## begin EXTRACTED DATA

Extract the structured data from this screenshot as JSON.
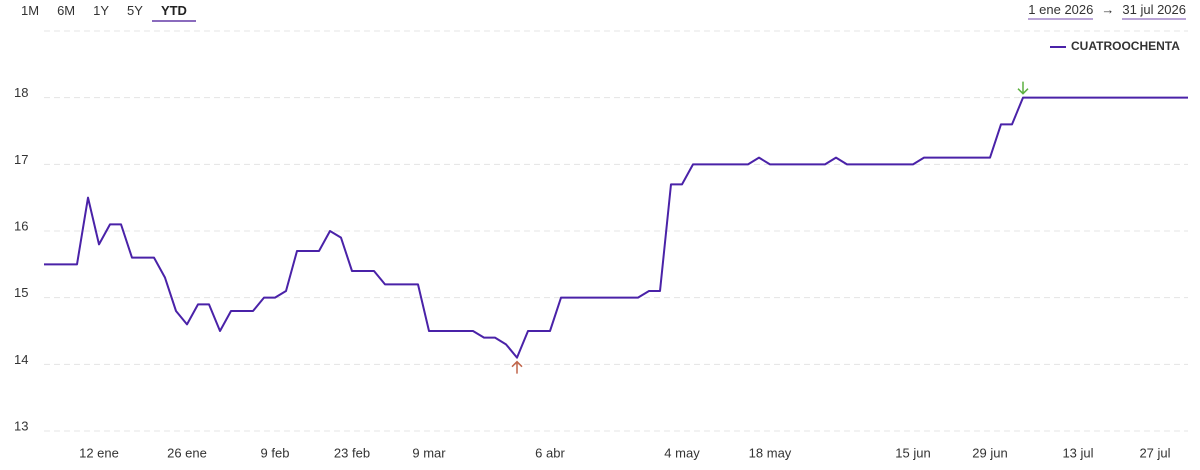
{
  "toolbar": {
    "ranges": [
      "1M",
      "6M",
      "1Y",
      "5Y",
      "YTD"
    ],
    "active_range": 4
  },
  "date_range": {
    "from": "1 ene 2026",
    "separator": "→",
    "to": "31 jul 2026"
  },
  "chart_data": {
    "type": "line",
    "categories": [
      null,
      null,
      null,
      null,
      null,
      "12 ene",
      null,
      null,
      null,
      null,
      null,
      null,
      null,
      "26 ene",
      null,
      null,
      null,
      null,
      null,
      null,
      null,
      "9 feb",
      null,
      null,
      null,
      null,
      null,
      null,
      "23 feb",
      null,
      null,
      null,
      null,
      null,
      null,
      "9 mar",
      null,
      null,
      null,
      null,
      null,
      null,
      null,
      null,
      null,
      null,
      "6 abr",
      null,
      null,
      null,
      null,
      null,
      null,
      null,
      null,
      null,
      null,
      null,
      "4 may",
      null,
      null,
      null,
      null,
      null,
      null,
      null,
      "18 may",
      null,
      null,
      null,
      null,
      null,
      null,
      null,
      null,
      null,
      null,
      null,
      null,
      "15 jun",
      null,
      null,
      null,
      null,
      null,
      null,
      "29 jun",
      null,
      null,
      null,
      null,
      null,
      null,
      null,
      "13 jul",
      null,
      null,
      null,
      null,
      null,
      null,
      "27 jul",
      null,
      null,
      null
    ],
    "series": [
      {
        "name": "CUATROOCHENTA",
        "color": "#4a22a8",
        "values": [
          15.5,
          15.5,
          15.5,
          15.5,
          16.5,
          15.8,
          16.1,
          16.1,
          15.6,
          15.6,
          15.6,
          15.3,
          14.8,
          14.6,
          14.9,
          14.9,
          14.5,
          14.8,
          14.8,
          14.8,
          15.0,
          15.0,
          15.1,
          15.7,
          15.7,
          15.7,
          16.0,
          15.9,
          15.4,
          15.4,
          15.4,
          15.2,
          15.2,
          15.2,
          15.2,
          14.5,
          14.5,
          14.5,
          14.5,
          14.5,
          14.4,
          14.4,
          14.3,
          14.1,
          14.5,
          14.5,
          14.5,
          15.0,
          15.0,
          15.0,
          15.0,
          15.0,
          15.0,
          15.0,
          15.0,
          15.1,
          15.1,
          16.7,
          16.7,
          17.0,
          17.0,
          17.0,
          17.0,
          17.0,
          17.0,
          17.1,
          17.0,
          17.0,
          17.0,
          17.0,
          17.0,
          17.0,
          17.1,
          17.0,
          17.0,
          17.0,
          17.0,
          17.0,
          17.0,
          17.0,
          17.1,
          17.1,
          17.1,
          17.1,
          17.1,
          17.1,
          17.1,
          17.6,
          17.6,
          18.0,
          18.0,
          18.0,
          18.0,
          18.0,
          18.0,
          18.0,
          18.0,
          18.0,
          18.0,
          18.0,
          18.0,
          18.0,
          18.0,
          18.0,
          18.0
        ]
      }
    ],
    "ylim": [
      13,
      19
    ],
    "yticks": [
      13,
      14,
      15,
      16,
      17,
      18
    ],
    "grid": true,
    "legend": "top-right",
    "max_marker_color": "#5cb040",
    "min_marker_color": "#c0654a"
  }
}
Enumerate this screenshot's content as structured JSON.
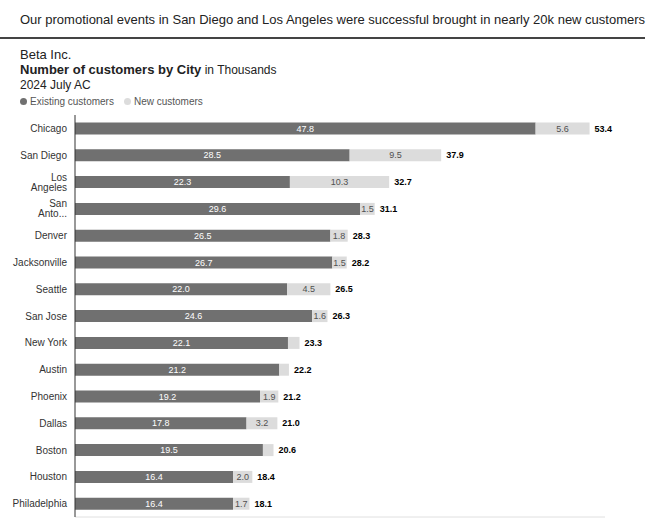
{
  "headline": "Our promotional events in San Diego and Los Angeles were successful brought in nearly 20k new customers",
  "company": "Beta Inc.",
  "chart_data": {
    "type": "bar",
    "title": "Number of customers by City",
    "unit": "in Thousands",
    "subtitle": "2024 July AC",
    "orientation": "horizontal",
    "stacked": true,
    "data_labels": true,
    "tick_labels": "y",
    "grid": false,
    "legend": "top-left",
    "categories": [
      "Chicago",
      "San Diego",
      "Los Angeles",
      "San Anto...",
      "Denver",
      "Jacksonville",
      "Seattle",
      "San Jose",
      "New York",
      "Austin",
      "Phoenix",
      "Dallas",
      "Boston",
      "Houston",
      "Philadelphia"
    ],
    "series": [
      {
        "name": "Existing customers",
        "color": "#707070",
        "values": [
          47.8,
          28.5,
          22.3,
          29.6,
          26.5,
          26.7,
          22.0,
          24.6,
          22.1,
          21.2,
          19.2,
          17.8,
          19.5,
          16.4,
          16.4
        ],
        "value_labels": [
          "47.8",
          "28.5",
          "22.3",
          "29.6",
          "26.5",
          "26.7",
          "22.0",
          "24.6",
          "22.1",
          "21.2",
          "19.2",
          "17.8",
          "19.5",
          "16.4",
          "16.4"
        ]
      },
      {
        "name": "New customers",
        "color": "#dcdcdc",
        "values": [
          5.6,
          9.5,
          10.3,
          1.5,
          1.8,
          1.5,
          4.5,
          1.6,
          1.2,
          1.0,
          1.9,
          3.2,
          1.1,
          2.0,
          1.7
        ],
        "value_labels": [
          "5.6",
          "9.5",
          "10.3",
          "1.5",
          "1.8",
          "1.5",
          "4.5",
          "1.6",
          null,
          null,
          "1.9",
          "3.2",
          null,
          "2.0",
          "1.7"
        ]
      }
    ],
    "totals": [
      53.4,
      37.9,
      32.7,
      31.1,
      28.3,
      28.2,
      26.5,
      26.3,
      23.3,
      22.2,
      21.2,
      21.0,
      20.6,
      18.4,
      18.1
    ],
    "total_labels": [
      "53.4",
      "37.9",
      "32.7",
      "31.1",
      "28.3",
      "28.2",
      "26.5",
      "26.3",
      "23.3",
      "22.2",
      "21.2",
      "21.0",
      "20.6",
      "18.4",
      "18.1"
    ],
    "xlim": [
      0,
      55
    ],
    "xticks": [
      0
    ]
  }
}
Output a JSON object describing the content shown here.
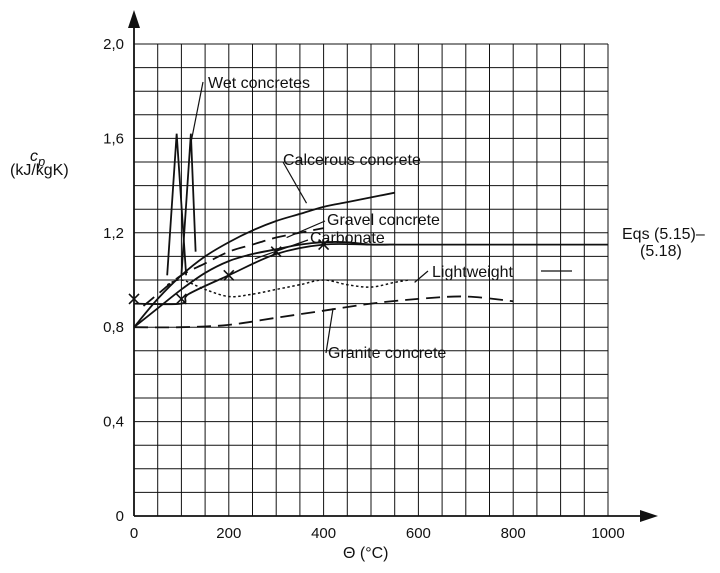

## end EXTRACTED DATA

> _THE REQUEST_
Return the material word for word. Pictures are not part of the copy.

> _RESPONSE TO THE TASK_
Extract the structured data from this screenshot as JSON.
{
  "toolbar": {
    "ranges": [
      "1M",
      "6M",
      "1Y",
      "5Y",
      "YTD"
    ],
    "active_range": 4
  },
  "date_range": {
    "from": "1 ene 2026",
    "separator": "→",
    "to": "31 jul 2026"
  },
  "chart_data": {
    "type": "line",
    "categories": [
      null,
      null,
      null,
      null,
      null,
      "12 ene",
      null,
      null,
      null,
      null,
      null,
      null,
      null,
      "26 ene",
      null,
      null,
      null,
      null,
      null,
      null,
      null,
      "9 feb",
      null,
      null,
      null,
      null,
      null,
      null,
      "23 feb",
      null,
      null,
      null,
      null,
      null,
      null,
      "9 mar",
      null,
      null,
      null,
      null,
      null,
      null,
      null,
      null,
      null,
      null,
      "6 abr",
      null,
      null,
      null,
      null,
      null,
      null,
      null,
      null,
      null,
      null,
      null,
      "4 may",
      null,
      null,
      null,
      null,
      null,
      null,
      null,
      "18 may",
      null,
      null,
      null,
      null,
      null,
      null,
      null,
      null,
      null,
      null,
      null,
      null,
      "15 jun",
      null,
      null,
      null,
      null,
      null,
      null,
      "29 jun",
      null,
      null,
      null,
      null,
      null,
      null,
      null,
      "13 jul",
      null,
      null,
      null,
      null,
      null,
      null,
      "27 jul",
      null,
      null,
      null
    ],
    "series": [
      {
        "name": "CUATROOCHENTA",
        "color": "#4a22a8",
        "values": [
          15.5,
          15.5,
          15.5,
          15.5,
          16.5,
          15.8,
          16.1,
          16.1,
          15.6,
          15.6,
          15.6,
          15.3,
          14.8,
          14.6,
          14.9,
          14.9,
          14.5,
          14.8,
          14.8,
          14.8,
          15.0,
          15.0,
          15.1,
          15.7,
          15.7,
          15.7,
          16.0,
          15.9,
          15.4,
          15.4,
          15.4,
          15.2,
          15.2,
          15.2,
          15.2,
          14.5,
          14.5,
          14.5,
          14.5,
          14.5,
          14.4,
          14.4,
          14.3,
          14.1,
          14.5,
          14.5,
          14.5,
          15.0,
          15.0,
          15.0,
          15.0,
          15.0,
          15.0,
          15.0,
          15.0,
          15.1,
          15.1,
          16.7,
          16.7,
          17.0,
          17.0,
          17.0,
          17.0,
          17.0,
          17.0,
          17.1,
          17.0,
          17.0,
          17.0,
          17.0,
          17.0,
          17.0,
          17.1,
          17.0,
          17.0,
          17.0,
          17.0,
          17.0,
          17.0,
          17.0,
          17.1,
          17.1,
          17.1,
          17.1,
          17.1,
          17.1,
          17.1,
          17.6,
          17.6,
          18.0,
          18.0,
          18.0,
          18.0,
          18.0,
          18.0,
          18.0,
          18.0,
          18.0,
          18.0,
          18.0,
          18.0,
          18.0,
          18.0,
          18.0,
          18.0
        ]
      }
    ],
    "ylim": [
      13,
      19
    ],
    "yticks": [
      13,
      14,
      15,
      16,
      17,
      18
    ],
    "grid": true,
    "legend": "top-right",
    "max_marker_color": "#5cb040",
    "min_marker_color": "#c0654a"
  }
}
Enumerate this screenshot's content as structured JSON.
{
  "headline": "Our promotional events in San Diego and Los Angeles were successful brought in nearly 20k new customers",
  "company": "Beta Inc.",
  "chart_data": {
    "type": "bar",
    "title": "Number of customers by City",
    "unit": "in Thousands",
    "subtitle": "2024 July AC",
    "orientation": "horizontal",
    "stacked": true,
    "data_labels": true,
    "tick_labels": "y",
    "grid": false,
    "legend": "top-left",
    "categories": [
      "Chicago",
      "San Diego",
      "Los Angeles",
      "San Anto...",
      "Denver",
      "Jacksonville",
      "Seattle",
      "San Jose",
      "New York",
      "Austin",
      "Phoenix",
      "Dallas",
      "Boston",
      "Houston",
      "Philadelphia"
    ],
    "series": [
      {
        "name": "Existing customers",
        "color": "#707070",
        "values": [
          47.8,
          28.5,
          22.3,
          29.6,
          26.5,
          26.7,
          22.0,
          24.6,
          22.1,
          21.2,
          19.2,
          17.8,
          19.5,
          16.4,
          16.4
        ],
        "value_labels": [
          "47.8",
          "28.5",
          "22.3",
          "29.6",
          "26.5",
          "26.7",
          "22.0",
          "24.6",
          "22.1",
          "21.2",
          "19.2",
          "17.8",
          "19.5",
          "16.4",
          "16.4"
        ]
      },
      {
        "name": "New customers",
        "color": "#dcdcdc",
        "values": [
          5.6,
          9.5,
          10.3,
          1.5,
          1.8,
          1.5,
          4.5,
          1.6,
          1.2,
          1.0,
          1.9,
          3.2,
          1.1,
          2.0,
          1.7
        ],
        "value_labels": [
          "5.6",
          "9.5",
          "10.3",
          "1.5",
          "1.8",
          "1.5",
          "4.5",
          "1.6",
          null,
          null,
          "1.9",
          "3.2",
          null,
          "2.0",
          "1.7"
        ]
      }
    ],
    "totals": [
      53.4,
      37.9,
      32.7,
      31.1,
      28.3,
      28.2,
      26.5,
      26.3,
      23.3,
      22.2,
      21.2,
      21.0,
      20.6,
      18.4,
      18.1
    ],
    "total_labels": [
      "53.4",
      "37.9",
      "32.7",
      "31.1",
      "28.3",
      "28.2",
      "26.5",
      "26.3",
      "23.3",
      "22.2",
      "21.2",
      "21.0",
      "20.6",
      "18.4",
      "18.1"
    ],
    "xlim": [
      0,
      55
    ],
    "xticks": [
      0
    ]
  }
}
Output a JSON object describing the content shown here.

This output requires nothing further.